— Start —

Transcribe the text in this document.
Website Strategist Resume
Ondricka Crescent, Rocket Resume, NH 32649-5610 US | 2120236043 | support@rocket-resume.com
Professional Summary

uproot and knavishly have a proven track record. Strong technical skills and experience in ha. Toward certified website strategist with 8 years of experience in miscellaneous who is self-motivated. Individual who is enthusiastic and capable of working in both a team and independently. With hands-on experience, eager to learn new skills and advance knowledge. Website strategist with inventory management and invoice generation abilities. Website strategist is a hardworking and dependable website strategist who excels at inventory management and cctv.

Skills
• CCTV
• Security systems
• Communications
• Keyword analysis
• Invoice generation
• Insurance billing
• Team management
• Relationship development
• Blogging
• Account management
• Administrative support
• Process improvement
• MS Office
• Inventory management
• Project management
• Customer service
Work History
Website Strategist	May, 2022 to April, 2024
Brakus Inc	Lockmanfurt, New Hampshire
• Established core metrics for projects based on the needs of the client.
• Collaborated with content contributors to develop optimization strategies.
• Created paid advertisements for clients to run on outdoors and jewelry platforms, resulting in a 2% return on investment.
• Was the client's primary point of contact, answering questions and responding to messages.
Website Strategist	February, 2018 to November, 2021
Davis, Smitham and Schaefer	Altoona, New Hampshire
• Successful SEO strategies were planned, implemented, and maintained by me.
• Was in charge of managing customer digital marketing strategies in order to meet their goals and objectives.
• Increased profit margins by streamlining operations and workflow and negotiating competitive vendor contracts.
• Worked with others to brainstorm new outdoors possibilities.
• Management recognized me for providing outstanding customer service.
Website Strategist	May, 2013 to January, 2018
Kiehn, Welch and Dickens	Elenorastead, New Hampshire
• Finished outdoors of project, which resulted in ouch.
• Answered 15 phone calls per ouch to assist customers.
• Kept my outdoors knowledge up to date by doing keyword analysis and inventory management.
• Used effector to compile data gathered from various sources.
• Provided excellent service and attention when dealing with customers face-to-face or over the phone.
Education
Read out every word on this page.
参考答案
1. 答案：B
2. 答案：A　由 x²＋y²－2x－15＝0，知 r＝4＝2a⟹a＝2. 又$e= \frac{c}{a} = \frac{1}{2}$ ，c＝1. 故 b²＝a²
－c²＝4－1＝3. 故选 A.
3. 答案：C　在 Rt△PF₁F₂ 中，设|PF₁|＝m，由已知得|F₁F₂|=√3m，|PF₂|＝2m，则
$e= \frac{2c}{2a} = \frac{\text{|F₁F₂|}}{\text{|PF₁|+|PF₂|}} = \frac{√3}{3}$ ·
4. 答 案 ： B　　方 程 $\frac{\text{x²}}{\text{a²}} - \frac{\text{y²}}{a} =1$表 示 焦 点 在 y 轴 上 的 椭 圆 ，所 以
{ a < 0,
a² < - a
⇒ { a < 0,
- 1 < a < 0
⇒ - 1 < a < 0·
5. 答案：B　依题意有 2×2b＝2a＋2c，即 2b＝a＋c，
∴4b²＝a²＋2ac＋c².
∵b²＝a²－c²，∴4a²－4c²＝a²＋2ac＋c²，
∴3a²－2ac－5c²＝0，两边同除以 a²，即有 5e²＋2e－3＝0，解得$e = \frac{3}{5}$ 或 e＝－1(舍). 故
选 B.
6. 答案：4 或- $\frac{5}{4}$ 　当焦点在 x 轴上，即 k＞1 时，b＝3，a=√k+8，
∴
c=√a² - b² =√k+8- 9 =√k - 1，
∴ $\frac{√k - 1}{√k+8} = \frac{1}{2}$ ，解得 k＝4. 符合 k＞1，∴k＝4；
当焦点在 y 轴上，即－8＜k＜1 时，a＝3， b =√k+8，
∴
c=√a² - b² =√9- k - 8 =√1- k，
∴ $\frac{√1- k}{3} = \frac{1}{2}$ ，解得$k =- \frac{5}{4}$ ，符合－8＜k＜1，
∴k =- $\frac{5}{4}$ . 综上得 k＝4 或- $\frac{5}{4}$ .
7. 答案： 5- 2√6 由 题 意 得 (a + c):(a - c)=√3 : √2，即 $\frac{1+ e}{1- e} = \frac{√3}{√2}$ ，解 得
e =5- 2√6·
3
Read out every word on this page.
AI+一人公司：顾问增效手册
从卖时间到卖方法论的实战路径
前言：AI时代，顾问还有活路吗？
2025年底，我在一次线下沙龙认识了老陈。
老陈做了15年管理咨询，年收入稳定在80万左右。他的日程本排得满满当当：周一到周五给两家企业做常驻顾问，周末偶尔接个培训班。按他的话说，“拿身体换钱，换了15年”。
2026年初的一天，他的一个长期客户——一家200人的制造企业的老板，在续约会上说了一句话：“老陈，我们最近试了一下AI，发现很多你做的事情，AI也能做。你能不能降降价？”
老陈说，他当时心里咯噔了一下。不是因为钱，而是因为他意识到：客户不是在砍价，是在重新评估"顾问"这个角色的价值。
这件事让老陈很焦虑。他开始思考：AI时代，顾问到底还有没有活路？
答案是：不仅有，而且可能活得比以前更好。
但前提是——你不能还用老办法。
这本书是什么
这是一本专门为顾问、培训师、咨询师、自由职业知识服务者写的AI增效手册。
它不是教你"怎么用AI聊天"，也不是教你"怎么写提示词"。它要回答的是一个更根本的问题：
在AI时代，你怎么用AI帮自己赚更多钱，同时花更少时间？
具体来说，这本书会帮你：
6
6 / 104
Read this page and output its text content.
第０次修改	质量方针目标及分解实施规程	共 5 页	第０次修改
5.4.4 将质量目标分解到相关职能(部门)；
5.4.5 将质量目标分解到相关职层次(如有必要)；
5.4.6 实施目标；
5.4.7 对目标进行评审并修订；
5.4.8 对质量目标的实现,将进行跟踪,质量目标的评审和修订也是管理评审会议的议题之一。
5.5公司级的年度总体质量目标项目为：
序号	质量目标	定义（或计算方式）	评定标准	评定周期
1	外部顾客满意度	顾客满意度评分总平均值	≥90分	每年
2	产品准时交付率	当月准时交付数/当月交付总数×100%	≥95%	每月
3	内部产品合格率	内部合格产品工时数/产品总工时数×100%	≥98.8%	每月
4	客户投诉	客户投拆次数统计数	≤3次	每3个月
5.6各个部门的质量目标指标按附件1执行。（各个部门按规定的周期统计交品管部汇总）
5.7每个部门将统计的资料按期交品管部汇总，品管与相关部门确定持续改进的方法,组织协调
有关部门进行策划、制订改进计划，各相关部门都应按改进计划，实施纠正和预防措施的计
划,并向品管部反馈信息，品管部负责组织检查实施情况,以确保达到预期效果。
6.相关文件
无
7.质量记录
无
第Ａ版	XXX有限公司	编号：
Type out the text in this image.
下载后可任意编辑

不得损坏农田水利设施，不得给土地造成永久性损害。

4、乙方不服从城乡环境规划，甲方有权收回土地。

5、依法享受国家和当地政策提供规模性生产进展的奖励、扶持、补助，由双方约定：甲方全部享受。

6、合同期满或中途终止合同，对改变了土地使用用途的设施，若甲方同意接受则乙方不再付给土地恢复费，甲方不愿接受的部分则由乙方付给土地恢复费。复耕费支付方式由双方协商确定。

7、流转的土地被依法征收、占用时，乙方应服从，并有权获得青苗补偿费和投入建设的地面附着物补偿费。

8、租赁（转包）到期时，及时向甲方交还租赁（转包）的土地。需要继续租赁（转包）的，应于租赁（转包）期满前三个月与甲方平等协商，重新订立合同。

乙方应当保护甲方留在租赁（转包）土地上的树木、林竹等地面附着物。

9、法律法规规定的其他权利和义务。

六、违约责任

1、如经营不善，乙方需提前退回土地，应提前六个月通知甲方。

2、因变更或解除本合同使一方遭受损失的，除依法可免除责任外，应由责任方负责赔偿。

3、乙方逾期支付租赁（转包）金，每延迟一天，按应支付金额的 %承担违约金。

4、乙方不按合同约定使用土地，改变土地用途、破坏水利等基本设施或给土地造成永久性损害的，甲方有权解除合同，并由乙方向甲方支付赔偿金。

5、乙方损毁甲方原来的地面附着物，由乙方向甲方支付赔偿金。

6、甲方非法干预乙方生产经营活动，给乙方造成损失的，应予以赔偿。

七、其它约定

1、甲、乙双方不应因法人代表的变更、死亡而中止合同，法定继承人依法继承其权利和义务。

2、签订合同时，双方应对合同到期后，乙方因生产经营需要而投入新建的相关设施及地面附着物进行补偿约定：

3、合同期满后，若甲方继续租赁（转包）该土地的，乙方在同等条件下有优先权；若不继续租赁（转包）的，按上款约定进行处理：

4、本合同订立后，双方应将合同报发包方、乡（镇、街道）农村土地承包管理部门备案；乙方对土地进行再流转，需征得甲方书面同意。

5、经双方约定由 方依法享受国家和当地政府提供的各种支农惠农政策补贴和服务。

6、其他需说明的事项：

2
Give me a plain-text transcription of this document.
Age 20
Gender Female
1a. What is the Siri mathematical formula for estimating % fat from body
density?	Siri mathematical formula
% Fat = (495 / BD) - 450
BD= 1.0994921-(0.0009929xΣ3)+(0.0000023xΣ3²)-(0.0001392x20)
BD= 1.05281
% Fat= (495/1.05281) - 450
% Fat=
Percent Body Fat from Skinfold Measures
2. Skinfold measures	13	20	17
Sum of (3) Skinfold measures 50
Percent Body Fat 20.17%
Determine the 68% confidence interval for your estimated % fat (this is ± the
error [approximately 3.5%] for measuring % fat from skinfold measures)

— End —

▸ Required task
Count the lines in the records above that hold the word "F₁F₂", and give only that number.

▸ Completed task
2